-- Input for this task --
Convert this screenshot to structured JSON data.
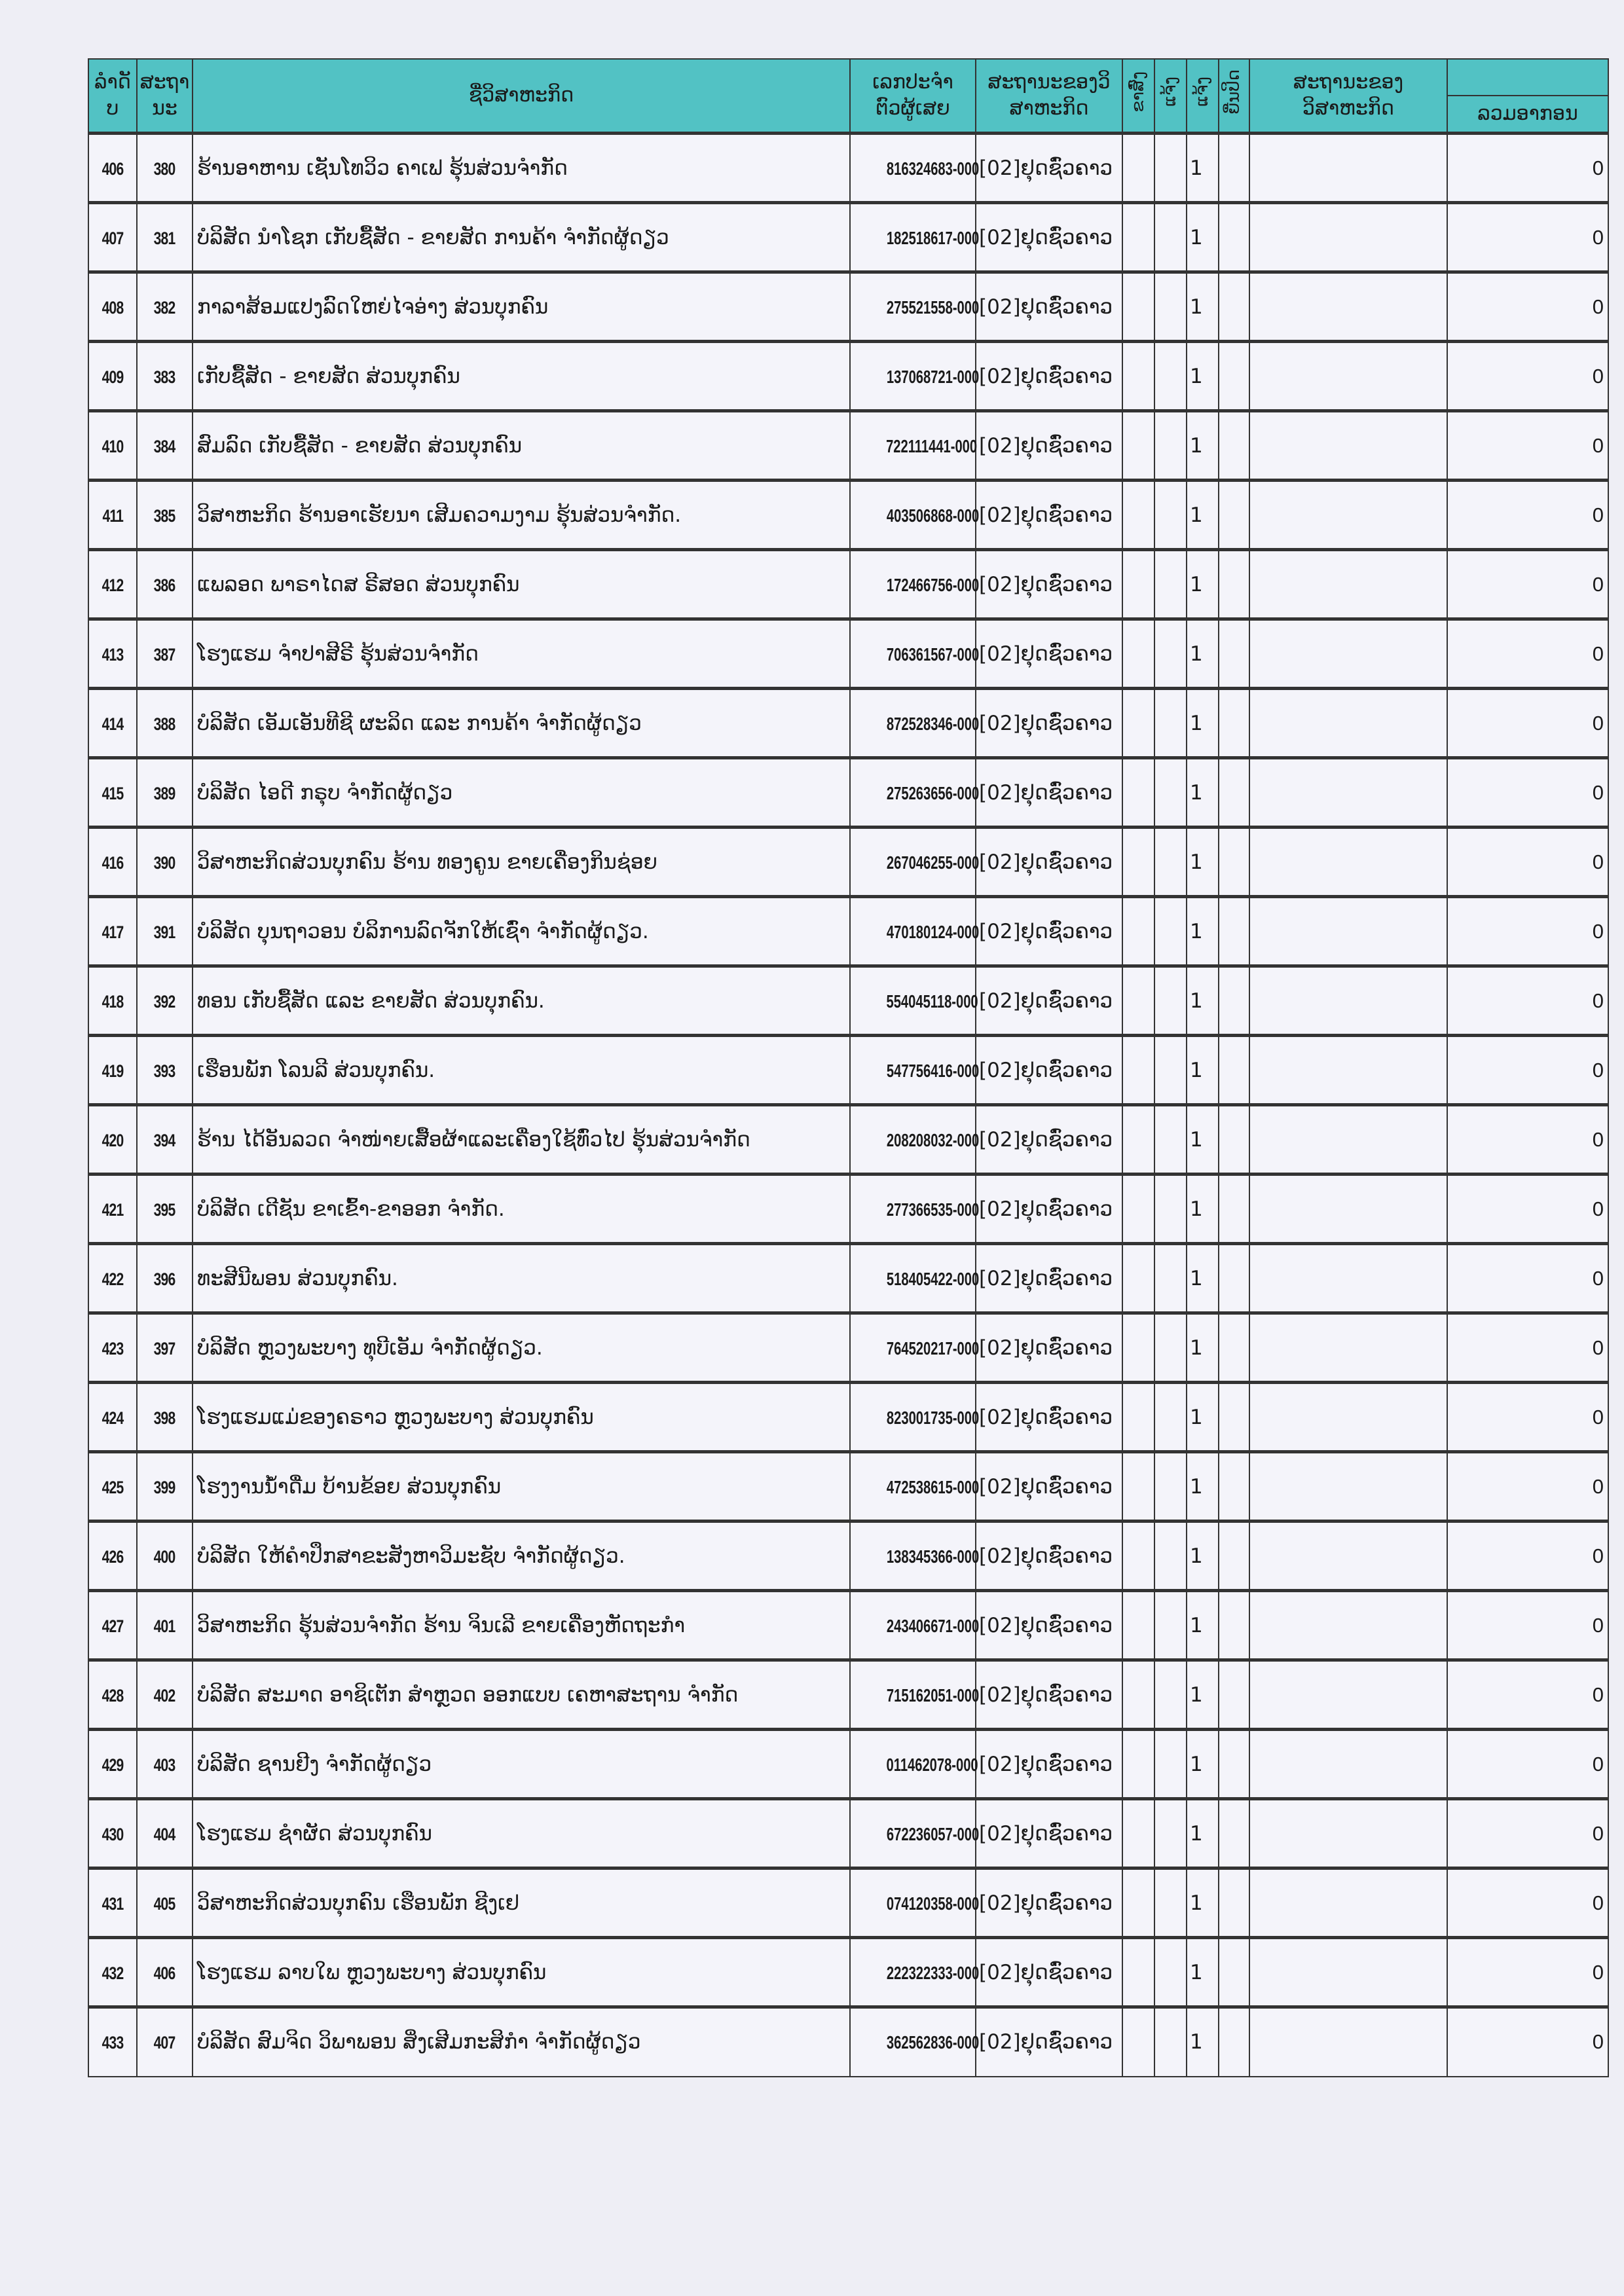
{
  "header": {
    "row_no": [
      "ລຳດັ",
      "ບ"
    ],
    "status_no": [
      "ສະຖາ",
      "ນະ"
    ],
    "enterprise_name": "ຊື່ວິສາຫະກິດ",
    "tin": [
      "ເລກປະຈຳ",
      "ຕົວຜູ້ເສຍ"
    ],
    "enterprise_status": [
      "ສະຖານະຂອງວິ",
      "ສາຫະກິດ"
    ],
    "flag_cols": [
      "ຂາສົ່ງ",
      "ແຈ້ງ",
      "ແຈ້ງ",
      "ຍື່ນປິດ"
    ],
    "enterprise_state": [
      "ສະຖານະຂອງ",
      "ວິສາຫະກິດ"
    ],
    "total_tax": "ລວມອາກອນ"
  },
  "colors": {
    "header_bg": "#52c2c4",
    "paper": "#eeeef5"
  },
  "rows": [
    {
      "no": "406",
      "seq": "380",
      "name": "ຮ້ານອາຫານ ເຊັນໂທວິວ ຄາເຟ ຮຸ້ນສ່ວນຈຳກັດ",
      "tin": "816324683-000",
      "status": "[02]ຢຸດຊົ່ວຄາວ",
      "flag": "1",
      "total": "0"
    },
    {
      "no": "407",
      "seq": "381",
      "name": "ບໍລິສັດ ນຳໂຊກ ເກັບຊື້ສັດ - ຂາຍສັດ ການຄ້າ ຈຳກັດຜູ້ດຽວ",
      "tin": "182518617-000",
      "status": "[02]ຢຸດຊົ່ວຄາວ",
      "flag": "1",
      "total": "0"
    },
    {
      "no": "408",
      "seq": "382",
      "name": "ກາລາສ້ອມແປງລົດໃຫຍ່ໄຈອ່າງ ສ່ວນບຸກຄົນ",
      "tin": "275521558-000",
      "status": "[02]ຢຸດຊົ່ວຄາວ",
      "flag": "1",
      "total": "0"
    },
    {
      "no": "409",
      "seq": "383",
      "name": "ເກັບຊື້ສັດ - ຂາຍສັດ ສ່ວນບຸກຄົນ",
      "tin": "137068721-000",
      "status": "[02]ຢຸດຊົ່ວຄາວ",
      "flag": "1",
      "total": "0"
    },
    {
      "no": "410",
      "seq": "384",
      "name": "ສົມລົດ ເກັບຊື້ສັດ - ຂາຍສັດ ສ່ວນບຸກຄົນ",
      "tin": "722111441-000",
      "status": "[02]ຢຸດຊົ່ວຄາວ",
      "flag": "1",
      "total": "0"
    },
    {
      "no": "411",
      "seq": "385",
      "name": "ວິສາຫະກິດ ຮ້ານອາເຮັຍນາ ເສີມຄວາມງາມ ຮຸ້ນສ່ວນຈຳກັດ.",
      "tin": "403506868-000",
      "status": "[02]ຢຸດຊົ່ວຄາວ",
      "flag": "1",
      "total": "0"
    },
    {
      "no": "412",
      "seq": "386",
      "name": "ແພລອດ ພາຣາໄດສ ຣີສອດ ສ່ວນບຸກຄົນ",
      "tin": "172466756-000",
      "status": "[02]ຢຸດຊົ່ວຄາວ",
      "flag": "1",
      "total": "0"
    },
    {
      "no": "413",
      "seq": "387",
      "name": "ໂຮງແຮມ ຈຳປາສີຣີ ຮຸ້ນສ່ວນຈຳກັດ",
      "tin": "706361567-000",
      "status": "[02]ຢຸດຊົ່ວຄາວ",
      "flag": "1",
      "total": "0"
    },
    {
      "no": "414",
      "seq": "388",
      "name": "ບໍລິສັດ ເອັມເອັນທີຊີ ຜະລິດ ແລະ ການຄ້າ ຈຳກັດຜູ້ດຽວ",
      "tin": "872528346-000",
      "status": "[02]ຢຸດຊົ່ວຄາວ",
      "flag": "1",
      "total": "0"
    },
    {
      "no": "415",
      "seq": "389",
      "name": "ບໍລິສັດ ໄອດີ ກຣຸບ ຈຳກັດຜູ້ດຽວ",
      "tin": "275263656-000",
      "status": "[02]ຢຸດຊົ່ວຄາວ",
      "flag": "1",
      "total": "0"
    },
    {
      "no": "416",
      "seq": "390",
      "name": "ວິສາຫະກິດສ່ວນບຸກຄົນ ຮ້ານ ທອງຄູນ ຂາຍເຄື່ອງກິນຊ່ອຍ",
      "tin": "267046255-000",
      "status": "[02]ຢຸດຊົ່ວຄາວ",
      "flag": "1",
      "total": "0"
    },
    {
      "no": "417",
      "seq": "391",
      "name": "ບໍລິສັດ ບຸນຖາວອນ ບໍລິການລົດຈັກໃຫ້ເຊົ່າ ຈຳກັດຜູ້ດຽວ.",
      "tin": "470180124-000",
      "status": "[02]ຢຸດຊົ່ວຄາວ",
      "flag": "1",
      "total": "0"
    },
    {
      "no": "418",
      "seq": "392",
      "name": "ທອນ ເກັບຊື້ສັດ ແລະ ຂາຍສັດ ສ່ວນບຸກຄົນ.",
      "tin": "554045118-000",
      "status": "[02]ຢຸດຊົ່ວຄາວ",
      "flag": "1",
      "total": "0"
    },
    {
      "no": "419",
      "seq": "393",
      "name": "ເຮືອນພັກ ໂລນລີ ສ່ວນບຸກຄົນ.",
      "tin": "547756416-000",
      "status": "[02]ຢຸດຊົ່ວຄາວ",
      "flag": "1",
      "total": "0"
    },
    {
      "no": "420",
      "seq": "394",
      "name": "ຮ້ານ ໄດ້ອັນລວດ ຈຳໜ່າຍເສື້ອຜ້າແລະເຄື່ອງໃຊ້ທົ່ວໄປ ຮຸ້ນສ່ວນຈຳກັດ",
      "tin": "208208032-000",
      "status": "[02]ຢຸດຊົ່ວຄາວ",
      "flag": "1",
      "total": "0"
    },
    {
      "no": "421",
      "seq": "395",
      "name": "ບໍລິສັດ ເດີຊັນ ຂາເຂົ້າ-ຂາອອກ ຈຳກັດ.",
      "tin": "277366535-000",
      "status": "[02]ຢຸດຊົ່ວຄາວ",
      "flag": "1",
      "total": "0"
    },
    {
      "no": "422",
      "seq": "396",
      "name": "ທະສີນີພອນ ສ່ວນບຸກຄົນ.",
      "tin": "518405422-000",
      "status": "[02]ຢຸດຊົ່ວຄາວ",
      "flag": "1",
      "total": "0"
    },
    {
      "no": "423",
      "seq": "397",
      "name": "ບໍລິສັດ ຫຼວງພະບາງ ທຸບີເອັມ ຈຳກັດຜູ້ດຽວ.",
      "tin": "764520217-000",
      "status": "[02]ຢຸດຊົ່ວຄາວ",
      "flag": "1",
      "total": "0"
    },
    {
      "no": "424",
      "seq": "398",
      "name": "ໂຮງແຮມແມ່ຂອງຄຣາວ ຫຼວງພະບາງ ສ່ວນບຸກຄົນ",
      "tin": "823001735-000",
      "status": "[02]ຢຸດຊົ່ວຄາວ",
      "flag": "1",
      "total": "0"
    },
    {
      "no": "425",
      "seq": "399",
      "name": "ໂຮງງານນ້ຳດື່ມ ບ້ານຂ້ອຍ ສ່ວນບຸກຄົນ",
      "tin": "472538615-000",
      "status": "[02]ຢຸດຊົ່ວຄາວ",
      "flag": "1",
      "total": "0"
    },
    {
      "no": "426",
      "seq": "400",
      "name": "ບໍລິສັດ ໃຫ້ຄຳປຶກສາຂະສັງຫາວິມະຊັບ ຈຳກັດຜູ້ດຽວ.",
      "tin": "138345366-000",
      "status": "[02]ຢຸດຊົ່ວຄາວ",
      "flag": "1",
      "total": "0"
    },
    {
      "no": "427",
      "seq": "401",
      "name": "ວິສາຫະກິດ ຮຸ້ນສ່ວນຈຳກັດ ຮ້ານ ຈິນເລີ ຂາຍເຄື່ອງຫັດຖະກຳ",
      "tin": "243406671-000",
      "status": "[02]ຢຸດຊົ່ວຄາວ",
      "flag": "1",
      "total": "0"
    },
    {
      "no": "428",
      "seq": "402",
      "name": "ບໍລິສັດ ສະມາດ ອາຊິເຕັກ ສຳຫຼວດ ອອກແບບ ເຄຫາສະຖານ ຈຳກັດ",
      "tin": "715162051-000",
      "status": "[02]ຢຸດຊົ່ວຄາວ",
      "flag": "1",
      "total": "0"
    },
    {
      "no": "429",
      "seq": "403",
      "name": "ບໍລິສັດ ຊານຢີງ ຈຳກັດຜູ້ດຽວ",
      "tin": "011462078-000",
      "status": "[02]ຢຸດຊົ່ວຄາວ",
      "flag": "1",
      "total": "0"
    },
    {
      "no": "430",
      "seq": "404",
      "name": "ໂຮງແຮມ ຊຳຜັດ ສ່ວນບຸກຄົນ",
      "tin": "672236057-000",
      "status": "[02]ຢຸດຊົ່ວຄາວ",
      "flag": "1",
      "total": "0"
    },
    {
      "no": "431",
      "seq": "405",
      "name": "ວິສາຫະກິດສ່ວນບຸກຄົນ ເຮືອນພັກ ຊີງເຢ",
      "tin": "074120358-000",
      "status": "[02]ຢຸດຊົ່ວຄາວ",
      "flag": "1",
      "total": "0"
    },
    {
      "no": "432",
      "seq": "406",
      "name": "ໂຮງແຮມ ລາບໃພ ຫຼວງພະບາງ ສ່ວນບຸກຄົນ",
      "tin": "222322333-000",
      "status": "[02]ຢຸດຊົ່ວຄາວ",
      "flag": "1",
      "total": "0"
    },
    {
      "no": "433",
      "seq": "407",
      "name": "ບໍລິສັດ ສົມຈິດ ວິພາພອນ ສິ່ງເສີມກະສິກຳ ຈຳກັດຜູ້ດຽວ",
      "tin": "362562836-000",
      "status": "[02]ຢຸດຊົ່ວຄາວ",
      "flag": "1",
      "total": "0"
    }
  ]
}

-- The task --
In the material above, show every line where the word "ວງພະບາງ" turns up.

-- Reply --
      "name": "ບໍລິສັດ ຫຼວງພະບາງ ທຸບີເອັມ ຈຳກັດຜູ້ດຽວ.",
      "name": "ໂຮງແຮມແມ່ຂອງຄຣາວ ຫຼວງພະບາງ ສ່ວນບຸກຄົນ",
      "name": "ໂຮງແຮມ ລາບໃພ ຫຼວງພະບາງ ສ່ວນບຸກຄົນ",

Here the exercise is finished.